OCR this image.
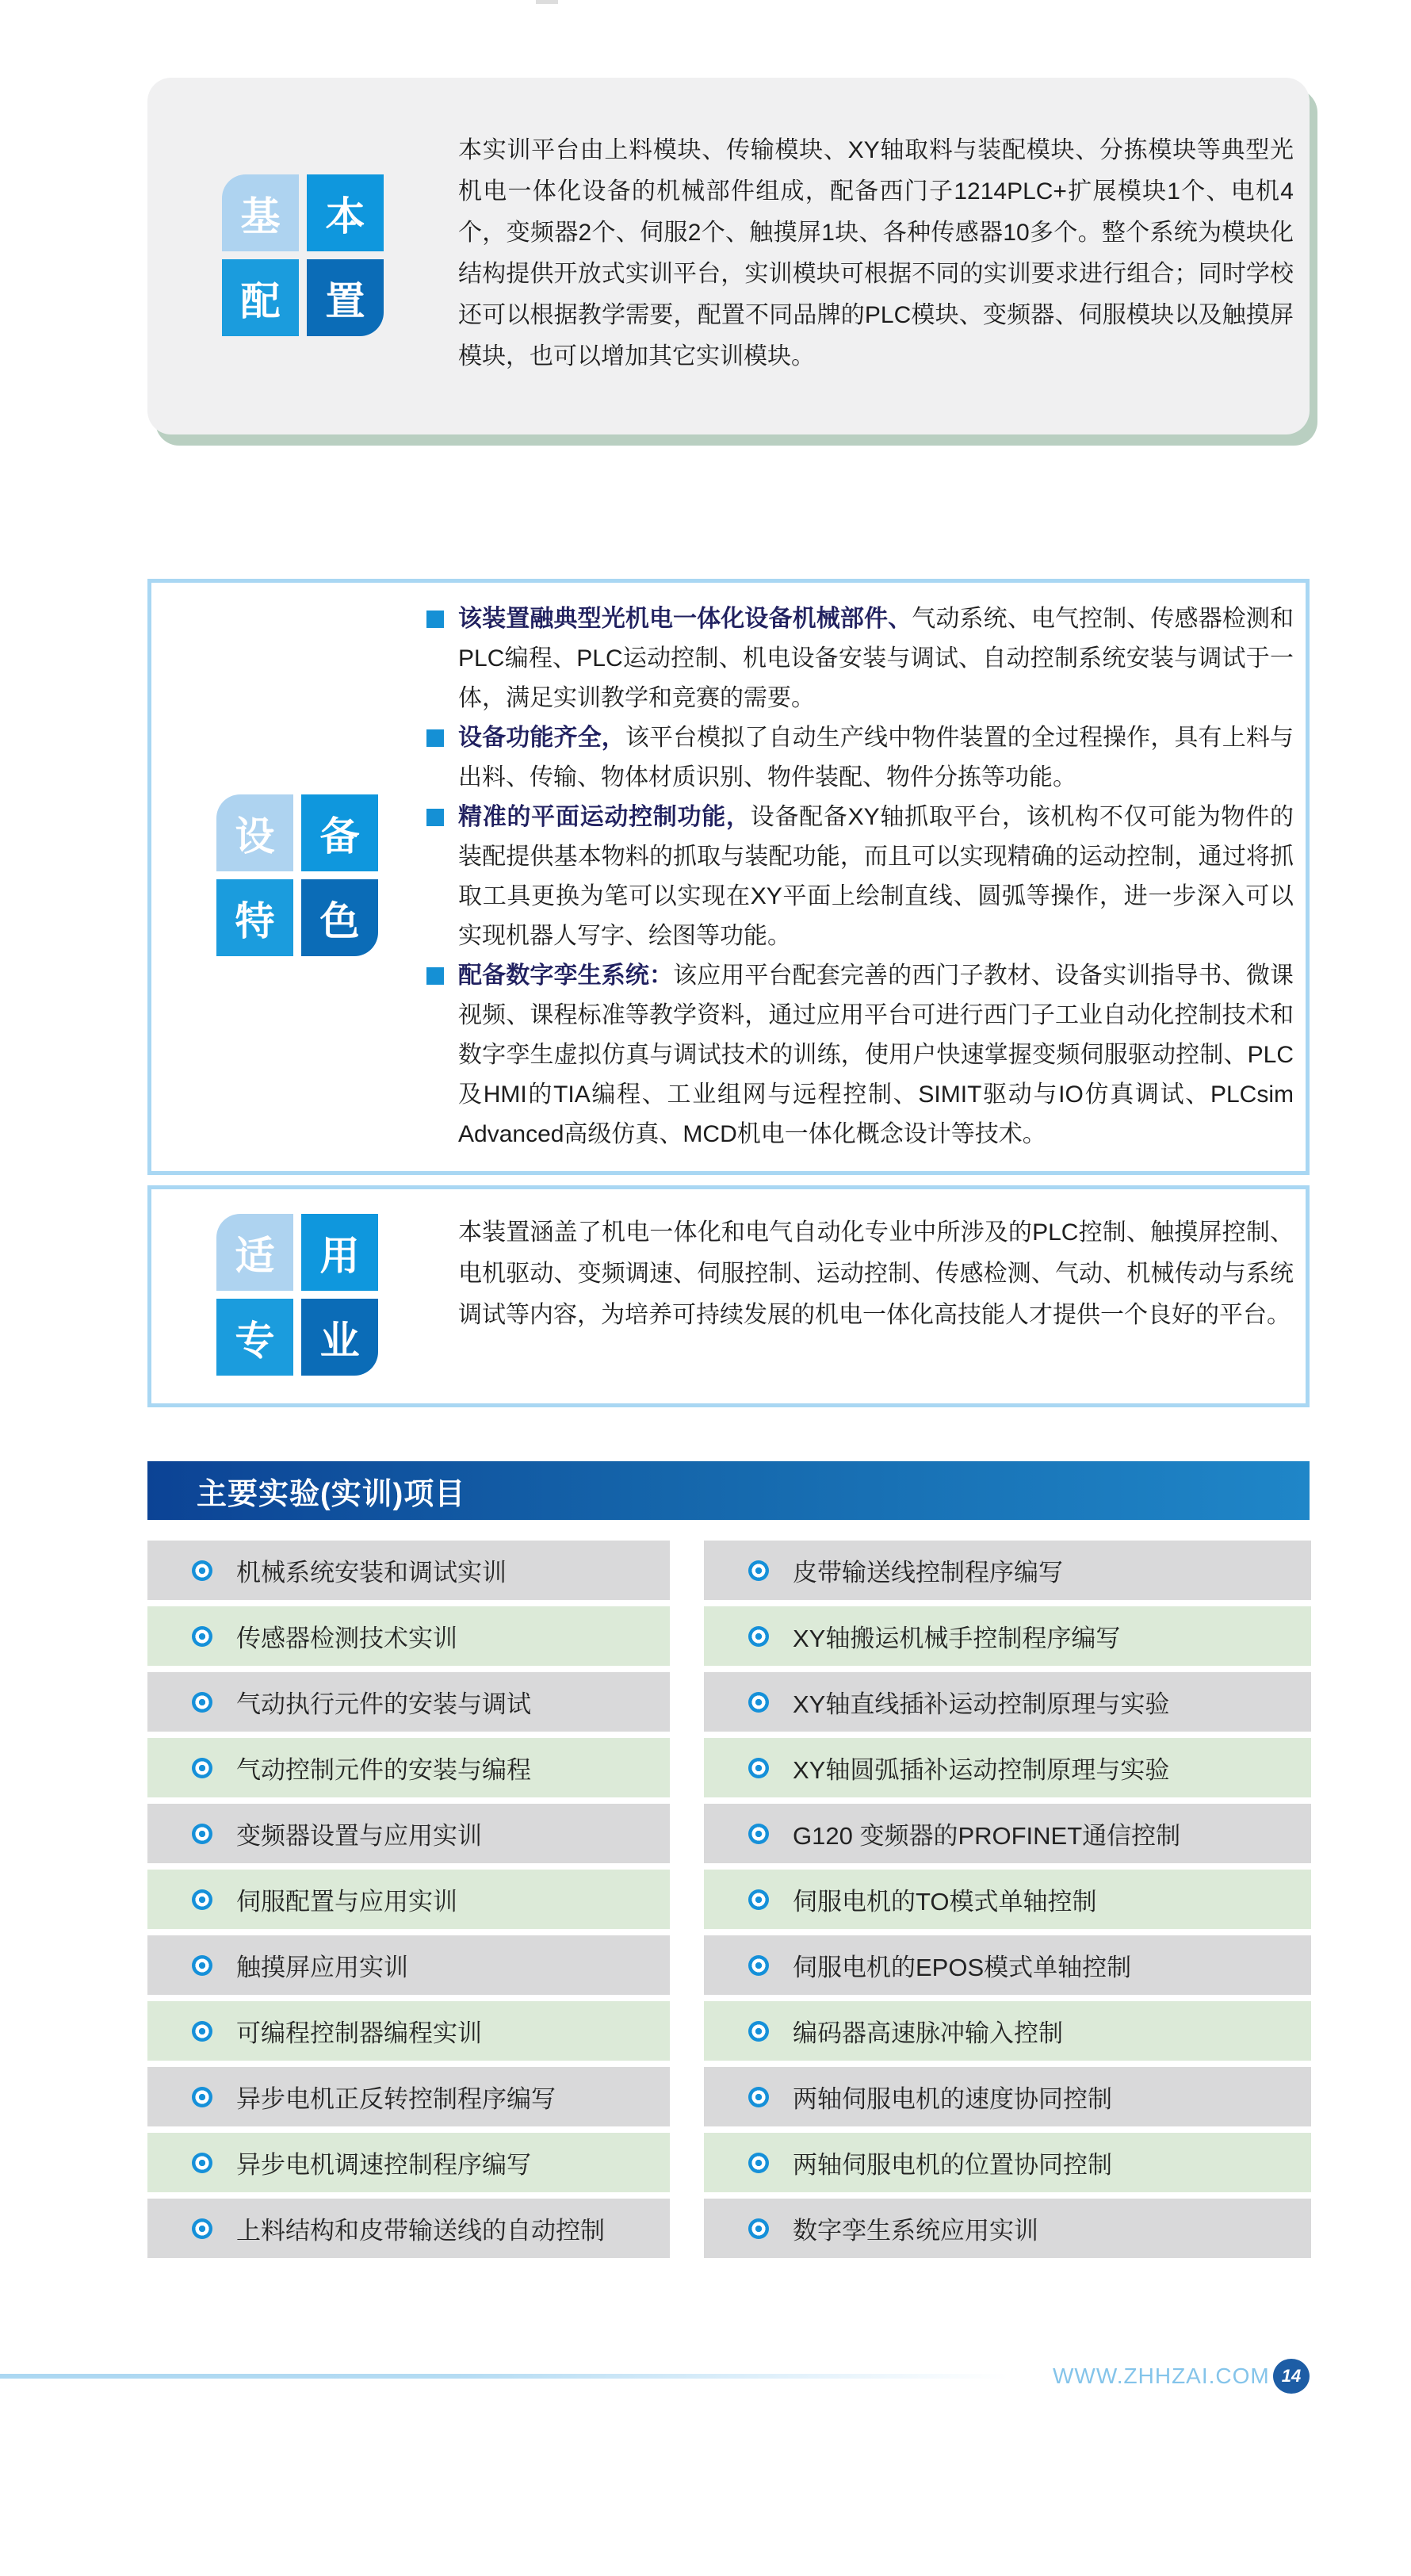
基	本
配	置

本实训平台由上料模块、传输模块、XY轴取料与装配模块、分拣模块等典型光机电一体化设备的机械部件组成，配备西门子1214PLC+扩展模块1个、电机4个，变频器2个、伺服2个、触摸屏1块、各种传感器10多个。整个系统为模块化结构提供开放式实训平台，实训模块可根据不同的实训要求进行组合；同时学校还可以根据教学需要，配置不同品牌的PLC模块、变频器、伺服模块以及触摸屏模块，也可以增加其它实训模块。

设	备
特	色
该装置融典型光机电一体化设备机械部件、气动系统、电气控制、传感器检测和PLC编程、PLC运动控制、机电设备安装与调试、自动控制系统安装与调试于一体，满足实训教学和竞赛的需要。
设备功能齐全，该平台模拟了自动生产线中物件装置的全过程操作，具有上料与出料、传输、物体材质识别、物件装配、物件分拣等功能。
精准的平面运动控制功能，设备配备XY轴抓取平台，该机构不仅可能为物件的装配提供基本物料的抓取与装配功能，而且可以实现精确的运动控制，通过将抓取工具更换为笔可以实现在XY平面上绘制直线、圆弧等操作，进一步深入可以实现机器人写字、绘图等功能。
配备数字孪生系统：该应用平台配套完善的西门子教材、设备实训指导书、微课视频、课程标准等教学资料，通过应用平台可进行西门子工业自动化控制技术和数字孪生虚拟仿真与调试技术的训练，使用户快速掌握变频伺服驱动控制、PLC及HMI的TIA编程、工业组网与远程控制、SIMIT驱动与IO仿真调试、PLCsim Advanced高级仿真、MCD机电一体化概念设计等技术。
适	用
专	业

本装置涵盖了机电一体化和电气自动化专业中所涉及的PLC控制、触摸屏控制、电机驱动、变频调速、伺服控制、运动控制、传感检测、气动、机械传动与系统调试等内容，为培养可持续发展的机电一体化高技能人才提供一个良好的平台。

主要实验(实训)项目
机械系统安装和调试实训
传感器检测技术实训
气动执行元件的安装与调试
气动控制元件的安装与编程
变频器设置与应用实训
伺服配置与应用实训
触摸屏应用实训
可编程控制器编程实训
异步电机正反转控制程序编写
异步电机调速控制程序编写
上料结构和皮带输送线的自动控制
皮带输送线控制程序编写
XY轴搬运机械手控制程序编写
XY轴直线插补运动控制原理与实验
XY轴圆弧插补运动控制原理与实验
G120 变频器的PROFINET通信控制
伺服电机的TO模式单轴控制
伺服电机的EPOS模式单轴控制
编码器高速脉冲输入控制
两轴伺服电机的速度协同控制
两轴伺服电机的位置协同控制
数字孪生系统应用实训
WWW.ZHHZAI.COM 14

####

WRITTEN TASK
Restate the data above word for word. Do not include the images.

RESPONSE TO THE TASK
OCR this image.
基	本
配	置

本实训平台由上料模块、传输模块、XY轴取料与装配模块、分拣模块等典型光机电一体化设备的机械部件组成，配备西门子1214PLC+扩展模块1个、电机4个，变频器2个、伺服2个、触摸屏1块、各种传感器10多个。整个系统为模块化结构提供开放式实训平台，实训模块可根据不同的实训要求进行组合；同时学校还可以根据教学需要，配置不同品牌的PLC模块、变频器、伺服模块以及触摸屏模块，也可以增加其它实训模块。

设	备
特	色
该装置融典型光机电一体化设备机械部件、气动系统、电气控制、传感器检测和PLC编程、PLC运动控制、机电设备安装与调试、自动控制系统安装与调试于一体，满足实训教学和竞赛的需要。
设备功能齐全，该平台模拟了自动生产线中物件装置的全过程操作，具有上料与出料、传输、物体材质识别、物件装配、物件分拣等功能。
精准的平面运动控制功能，设备配备XY轴抓取平台，该机构不仅可能为物件的装配提供基本物料的抓取与装配功能，而且可以实现精确的运动控制，通过将抓取工具更换为笔可以实现在XY平面上绘制直线、圆弧等操作，进一步深入可以实现机器人写字、绘图等功能。
配备数字孪生系统：该应用平台配套完善的西门子教材、设备实训指导书、微课视频、课程标准等教学资料，通过应用平台可进行西门子工业自动化控制技术和数字孪生虚拟仿真与调试技术的训练，使用户快速掌握变频伺服驱动控制、PLC及HMI的TIA编程、工业组网与远程控制、SIMIT驱动与IO仿真调试、PLCsim Advanced高级仿真、MCD机电一体化概念设计等技术。
适	用
专	业

本装置涵盖了机电一体化和电气自动化专业中所涉及的PLC控制、触摸屏控制、电机驱动、变频调速、伺服控制、运动控制、传感检测、气动、机械传动与系统调试等内容，为培养可持续发展的机电一体化高技能人才提供一个良好的平台。

主要实验(实训)项目
机械系统安装和调试实训
传感器检测技术实训
气动执行元件的安装与调试
气动控制元件的安装与编程
变频器设置与应用实训
伺服配置与应用实训
触摸屏应用实训
可编程控制器编程实训
异步电机正反转控制程序编写
异步电机调速控制程序编写
上料结构和皮带输送线的自动控制
皮带输送线控制程序编写
XY轴搬运机械手控制程序编写
XY轴直线插补运动控制原理与实验
XY轴圆弧插补运动控制原理与实验
G120 变频器的PROFINET通信控制
伺服电机的TO模式单轴控制
伺服电机的EPOS模式单轴控制
编码器高速脉冲输入控制
两轴伺服电机的速度协同控制
两轴伺服电机的位置协同控制
数字孪生系统应用实训
WWW.ZHHZAI.COM 14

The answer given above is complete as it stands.